◆ **Problem requirements**
Nothing but the records, copied exactly and stripped of pictures, should be in the answer.

◆ **Data under study**
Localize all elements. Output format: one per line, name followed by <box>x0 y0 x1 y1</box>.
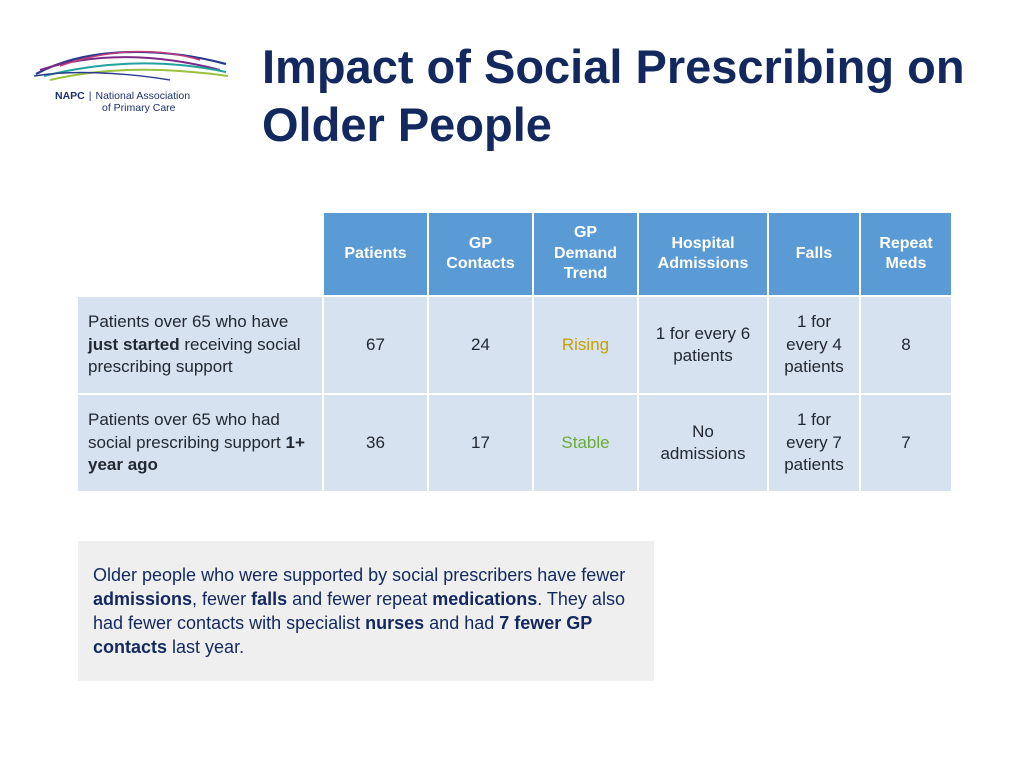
row2-falls: 1 for every 7 patients <box>769 395 859 491</box>
header-repeat-meds: Repeat Meds <box>861 213 951 295</box>
row2-gp-contacts: 17 <box>429 395 532 491</box>
table-corner <box>78 213 322 295</box>
header-gp-contacts: GP Contacts <box>429 213 532 295</box>
row2-label: Patients over 65 who had social prescrib… <box>78 395 322 491</box>
logo-name-line2: of Primary Care <box>102 102 176 114</box>
header-gp-demand-trend: GP Demand Trend <box>534 213 637 295</box>
logo-abbr: NAPC <box>55 90 85 102</box>
header-hospital-admissions: Hospital Admissions <box>639 213 767 295</box>
logo-wordmark: NAPC | National Association of Primary Car… <box>55 90 190 114</box>
page-title: Impact of Social Prescribing on Older Pe… <box>262 40 965 151</box>
row1-hospital-admissions: 1 for every 6 patients <box>639 297 767 393</box>
row1-gp-demand-trend: Rising <box>534 297 637 393</box>
header-patients: Patients <box>324 213 427 295</box>
row2-patients: 36 <box>324 395 427 491</box>
logo-name-line1: National Association <box>95 90 191 102</box>
napc-logo: NAPC | National Association of Primary Car… <box>30 40 230 120</box>
header-falls: Falls <box>769 213 859 295</box>
row2-gp-demand-trend: Stable <box>534 395 637 491</box>
row1-label: Patients over 65 who have just started r… <box>78 297 322 393</box>
logo-separator: | <box>88 90 92 102</box>
napc-swoosh-icon <box>33 50 229 81</box>
row1-falls: 1 for every 4 patients <box>769 297 859 393</box>
row1-gp-contacts: 24 <box>429 297 532 393</box>
summary-note: Older people who were supported by socia… <box>78 541 654 681</box>
row2-repeat-meds: 7 <box>861 395 951 491</box>
row1-patients: 67 <box>324 297 427 393</box>
row2-hospital-admissions: No admissions <box>639 395 767 491</box>
row1-repeat-meds: 8 <box>861 297 951 393</box>
impact-table: Patients GP Contacts GP Demand Trend Hos… <box>78 213 951 491</box>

◆ **Output for this task**
Localize all elements. Output format: one per line, name followed by <box>x0 y0 x1 y1</box>.
row2-falls: 1 for every 7 patients <box>769 395 859 491</box>
header-repeat-meds: Repeat Meds <box>861 213 951 295</box>
row2-gp-contacts: 17 <box>429 395 532 491</box>
table-corner <box>78 213 322 295</box>
header-gp-contacts: GP Contacts <box>429 213 532 295</box>
row2-label: Patients over 65 who had social prescrib… <box>78 395 322 491</box>
logo-name-line2: of Primary Care <box>102 102 176 114</box>
header-gp-demand-trend: GP Demand Trend <box>534 213 637 295</box>
logo-abbr: NAPC <box>55 90 85 102</box>
header-hospital-admissions: Hospital Admissions <box>639 213 767 295</box>
logo-wordmark: NAPC | National Association of Primary Car… <box>55 90 190 114</box>
page-title: Impact of Social Prescribing on Older Pe… <box>262 40 965 151</box>
row1-hospital-admissions: 1 for every 6 patients <box>639 297 767 393</box>
row1-gp-demand-trend: Rising <box>534 297 637 393</box>
header-patients: Patients <box>324 213 427 295</box>
row2-patients: 36 <box>324 395 427 491</box>
logo-name-line1: National Association <box>95 90 191 102</box>
napc-logo: NAPC | National Association of Primary Car… <box>30 40 230 120</box>
header-falls: Falls <box>769 213 859 295</box>
row2-gp-demand-trend: Stable <box>534 395 637 491</box>
row1-label: Patients over 65 who have just started r… <box>78 297 322 393</box>
logo-separator: | <box>88 90 92 102</box>
napc-swoosh-icon <box>33 50 229 81</box>
row1-falls: 1 for every 4 patients <box>769 297 859 393</box>
row1-gp-contacts: 24 <box>429 297 532 393</box>
summary-note: Older people who were supported by socia… <box>78 541 654 681</box>
row2-repeat-meds: 7 <box>861 395 951 491</box>
row1-patients: 67 <box>324 297 427 393</box>
row2-hospital-admissions: No admissions <box>639 395 767 491</box>
row1-repeat-meds: 8 <box>861 297 951 393</box>
impact-table: Patients GP Contacts GP Demand Trend Hos… <box>78 213 951 491</box>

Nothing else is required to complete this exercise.